**Items from a data source:**
--- --- ---

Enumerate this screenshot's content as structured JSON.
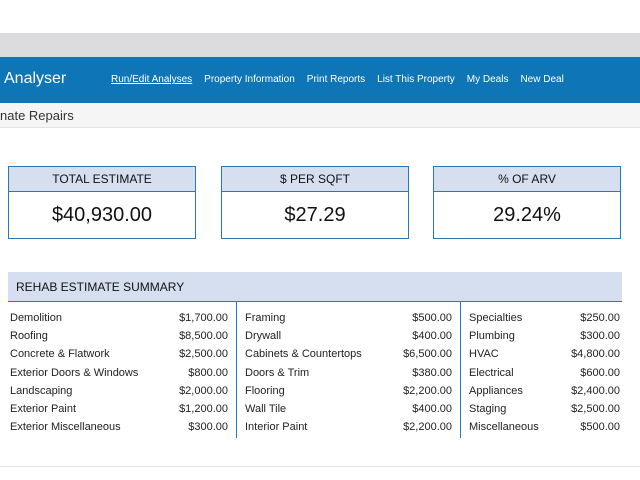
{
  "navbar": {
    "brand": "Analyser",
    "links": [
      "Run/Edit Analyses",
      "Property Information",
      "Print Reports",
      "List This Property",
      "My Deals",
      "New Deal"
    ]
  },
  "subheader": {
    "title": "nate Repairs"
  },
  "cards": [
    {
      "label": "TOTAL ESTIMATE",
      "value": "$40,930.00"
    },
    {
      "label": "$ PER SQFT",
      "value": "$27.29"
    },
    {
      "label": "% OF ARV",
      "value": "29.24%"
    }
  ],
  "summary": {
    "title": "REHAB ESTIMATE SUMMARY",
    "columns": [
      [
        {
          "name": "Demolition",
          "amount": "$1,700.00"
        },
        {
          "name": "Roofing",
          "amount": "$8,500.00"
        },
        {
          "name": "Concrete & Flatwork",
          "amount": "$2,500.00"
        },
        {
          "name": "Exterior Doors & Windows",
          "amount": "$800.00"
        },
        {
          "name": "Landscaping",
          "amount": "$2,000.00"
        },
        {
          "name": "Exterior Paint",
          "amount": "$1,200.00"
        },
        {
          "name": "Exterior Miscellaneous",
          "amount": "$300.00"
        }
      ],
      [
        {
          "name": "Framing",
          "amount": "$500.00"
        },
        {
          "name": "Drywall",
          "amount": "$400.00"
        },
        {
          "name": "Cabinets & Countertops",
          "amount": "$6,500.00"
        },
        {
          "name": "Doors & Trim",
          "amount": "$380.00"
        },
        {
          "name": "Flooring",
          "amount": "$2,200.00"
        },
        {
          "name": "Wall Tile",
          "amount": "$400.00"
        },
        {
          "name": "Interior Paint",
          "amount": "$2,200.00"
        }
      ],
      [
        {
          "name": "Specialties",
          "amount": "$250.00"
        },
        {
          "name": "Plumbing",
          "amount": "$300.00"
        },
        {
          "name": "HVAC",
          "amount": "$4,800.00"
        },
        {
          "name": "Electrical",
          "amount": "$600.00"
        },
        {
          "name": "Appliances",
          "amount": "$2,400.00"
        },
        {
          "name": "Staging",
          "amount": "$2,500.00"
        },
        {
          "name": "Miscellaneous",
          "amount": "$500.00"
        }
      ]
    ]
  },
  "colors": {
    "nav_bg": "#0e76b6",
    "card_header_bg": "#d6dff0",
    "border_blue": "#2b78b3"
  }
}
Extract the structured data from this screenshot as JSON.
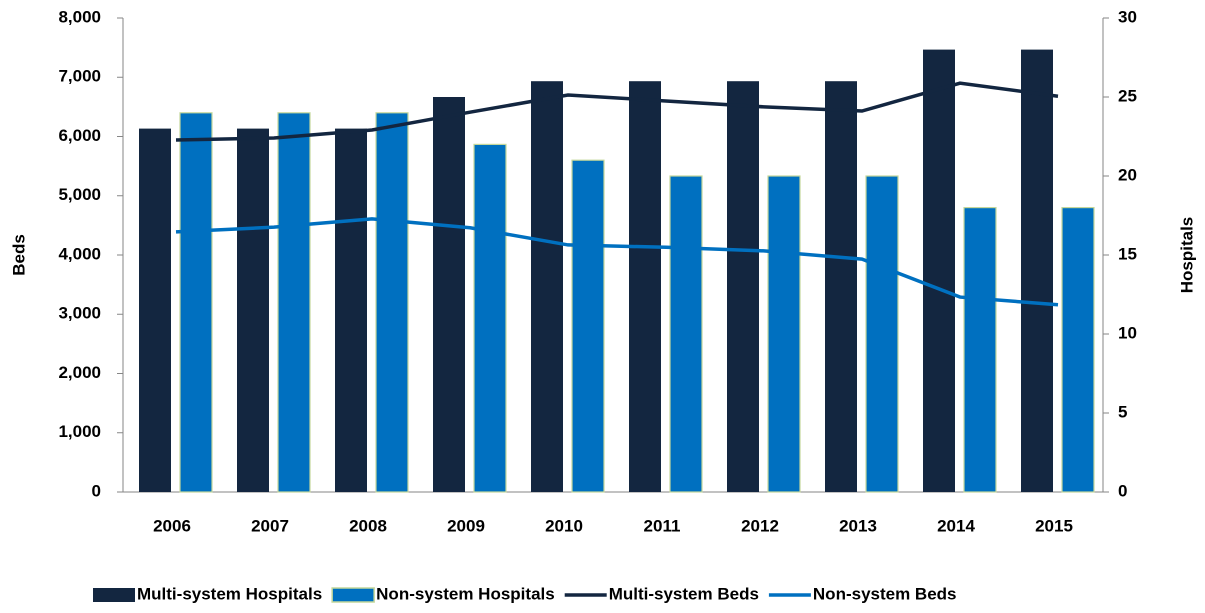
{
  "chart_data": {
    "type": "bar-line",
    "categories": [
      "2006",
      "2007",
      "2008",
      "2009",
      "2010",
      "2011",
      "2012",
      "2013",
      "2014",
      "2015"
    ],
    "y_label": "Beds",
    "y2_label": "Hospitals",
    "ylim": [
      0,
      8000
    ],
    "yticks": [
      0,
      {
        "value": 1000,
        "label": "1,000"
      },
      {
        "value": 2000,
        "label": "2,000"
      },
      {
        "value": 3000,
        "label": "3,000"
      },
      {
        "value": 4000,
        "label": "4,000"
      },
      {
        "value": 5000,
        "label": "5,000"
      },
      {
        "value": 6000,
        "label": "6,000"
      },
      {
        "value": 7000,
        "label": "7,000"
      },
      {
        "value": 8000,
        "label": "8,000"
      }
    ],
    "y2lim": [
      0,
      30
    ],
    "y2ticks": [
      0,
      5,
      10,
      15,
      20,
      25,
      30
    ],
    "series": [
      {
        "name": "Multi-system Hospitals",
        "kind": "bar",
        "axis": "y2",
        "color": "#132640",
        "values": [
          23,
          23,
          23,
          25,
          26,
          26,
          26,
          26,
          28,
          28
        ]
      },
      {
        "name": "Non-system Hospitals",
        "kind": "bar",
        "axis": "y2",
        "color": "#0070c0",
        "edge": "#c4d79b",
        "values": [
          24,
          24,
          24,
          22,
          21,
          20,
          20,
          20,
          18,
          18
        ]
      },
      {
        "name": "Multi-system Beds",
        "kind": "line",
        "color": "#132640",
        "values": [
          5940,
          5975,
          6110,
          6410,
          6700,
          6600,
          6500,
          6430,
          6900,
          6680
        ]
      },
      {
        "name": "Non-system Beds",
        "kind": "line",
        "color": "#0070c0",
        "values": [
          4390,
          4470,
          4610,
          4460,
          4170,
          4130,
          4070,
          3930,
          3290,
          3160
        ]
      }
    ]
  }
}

--- --- ---

**What the exercise asks:** Copy the data exactly. Any picture it contains is to be omitted.

**Result of the exercise:**
Enumerate this screenshot's content as structured JSON.
{
  "navbar": {
    "brand": "Analyser",
    "links": [
      "Run/Edit Analyses",
      "Property Information",
      "Print Reports",
      "List This Property",
      "My Deals",
      "New Deal"
    ]
  },
  "subheader": {
    "title": "nate Repairs"
  },
  "cards": [
    {
      "label": "TOTAL ESTIMATE",
      "value": "$40,930.00"
    },
    {
      "label": "$ PER SQFT",
      "value": "$27.29"
    },
    {
      "label": "% OF ARV",
      "value": "29.24%"
    }
  ],
  "summary": {
    "title": "REHAB ESTIMATE SUMMARY",
    "columns": [
      [
        {
          "name": "Demolition",
          "amount": "$1,700.00"
        },
        {
          "name": "Roofing",
          "amount": "$8,500.00"
        },
        {
          "name": "Concrete & Flatwork",
          "amount": "$2,500.00"
        },
        {
          "name": "Exterior Doors & Windows",
          "amount": "$800.00"
        },
        {
          "name": "Landscaping",
          "amount": "$2,000.00"
        },
        {
          "name": "Exterior Paint",
          "amount": "$1,200.00"
        },
        {
          "name": "Exterior Miscellaneous",
          "amount": "$300.00"
        }
      ],
      [
        {
          "name": "Framing",
          "amount": "$500.00"
        },
        {
          "name": "Drywall",
          "amount": "$400.00"
        },
        {
          "name": "Cabinets & Countertops",
          "amount": "$6,500.00"
        },
        {
          "name": "Doors & Trim",
          "amount": "$380.00"
        },
        {
          "name": "Flooring",
          "amount": "$2,200.00"
        },
        {
          "name": "Wall Tile",
          "amount": "$400.00"
        },
        {
          "name": "Interior Paint",
          "amount": "$2,200.00"
        }
      ],
      [
        {
          "name": "Specialties",
          "amount": "$250.00"
        },
        {
          "name": "Plumbing",
          "amount": "$300.00"
        },
        {
          "name": "HVAC",
          "amount": "$4,800.00"
        },
        {
          "name": "Electrical",
          "amount": "$600.00"
        },
        {
          "name": "Appliances",
          "amount": "$2,400.00"
        },
        {
          "name": "Staging",
          "amount": "$2,500.00"
        },
        {
          "name": "Miscellaneous",
          "amount": "$500.00"
        }
      ]
    ]
  },
  "colors": {
    "nav_bg": "#0e76b6",
    "card_header_bg": "#d6dff0",
    "border_blue": "#2b78b3"
  }
}
Extract the structured data from this screenshot as JSON.
{
  "chart_data": {
    "type": "bar-line",
    "categories": [
      "2006",
      "2007",
      "2008",
      "2009",
      "2010",
      "2011",
      "2012",
      "2013",
      "2014",
      "2015"
    ],
    "y_label": "Beds",
    "y2_label": "Hospitals",
    "ylim": [
      0,
      8000
    ],
    "yticks": [
      0,
      {
        "value": 1000,
        "label": "1,000"
      },
      {
        "value": 2000,
        "label": "2,000"
      },
      {
        "value": 3000,
        "label": "3,000"
      },
      {
        "value": 4000,
        "label": "4,000"
      },
      {
        "value": 5000,
        "label": "5,000"
      },
      {
        "value": 6000,
        "label": "6,000"
      },
      {
        "value": 7000,
        "label": "7,000"
      },
      {
        "value": 8000,
        "label": "8,000"
      }
    ],
    "y2lim": [
      0,
      30
    ],
    "y2ticks": [
      0,
      5,
      10,
      15,
      20,
      25,
      30
    ],
    "series": [
      {
        "name": "Multi-system Hospitals",
        "kind": "bar",
        "axis": "y2",
        "color": "#132640",
        "values": [
          23,
          23,
          23,
          25,
          26,
          26,
          26,
          26,
          28,
          28
        ]
      },
      {
        "name": "Non-system Hospitals",
        "kind": "bar",
        "axis": "y2",
        "color": "#0070c0",
        "edge": "#c4d79b",
        "values": [
          24,
          24,
          24,
          22,
          21,
          20,
          20,
          20,
          18,
          18
        ]
      },
      {
        "name": "Multi-system Beds",
        "kind": "line",
        "color": "#132640",
        "values": [
          5940,
          5975,
          6110,
          6410,
          6700,
          6600,
          6500,
          6430,
          6900,
          6680
        ]
      },
      {
        "name": "Non-system Beds",
        "kind": "line",
        "color": "#0070c0",
        "values": [
          4390,
          4470,
          4610,
          4460,
          4170,
          4130,
          4070,
          3930,
          3290,
          3160
        ]
      }
    ]
  }
}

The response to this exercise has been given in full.